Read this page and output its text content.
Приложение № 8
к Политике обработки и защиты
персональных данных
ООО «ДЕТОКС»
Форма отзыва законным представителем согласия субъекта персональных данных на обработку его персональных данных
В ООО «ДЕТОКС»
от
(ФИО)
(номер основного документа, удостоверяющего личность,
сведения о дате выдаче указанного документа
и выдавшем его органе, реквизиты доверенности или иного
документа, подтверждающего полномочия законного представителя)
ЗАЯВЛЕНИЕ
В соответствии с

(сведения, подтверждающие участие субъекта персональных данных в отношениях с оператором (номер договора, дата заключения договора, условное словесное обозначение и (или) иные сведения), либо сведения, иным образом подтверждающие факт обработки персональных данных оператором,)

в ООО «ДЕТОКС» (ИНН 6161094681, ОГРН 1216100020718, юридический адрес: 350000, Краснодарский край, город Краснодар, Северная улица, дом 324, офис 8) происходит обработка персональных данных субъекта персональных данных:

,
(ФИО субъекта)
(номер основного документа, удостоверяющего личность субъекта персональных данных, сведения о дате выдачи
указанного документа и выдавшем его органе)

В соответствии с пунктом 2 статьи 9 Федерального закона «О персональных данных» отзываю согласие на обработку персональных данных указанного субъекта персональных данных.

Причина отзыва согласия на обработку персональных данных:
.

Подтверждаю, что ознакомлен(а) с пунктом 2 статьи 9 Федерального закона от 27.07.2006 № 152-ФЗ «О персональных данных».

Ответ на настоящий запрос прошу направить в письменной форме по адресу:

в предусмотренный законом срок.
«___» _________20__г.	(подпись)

*Task prompt*: Within the listing above, find every line containing the string "личность" and return it.

*Worked answer*:
(номер основного документа, удостоверяющего личность,
(номер основного документа, удостоверяющего личность субъекта персональных данных, сведения о дате выдачи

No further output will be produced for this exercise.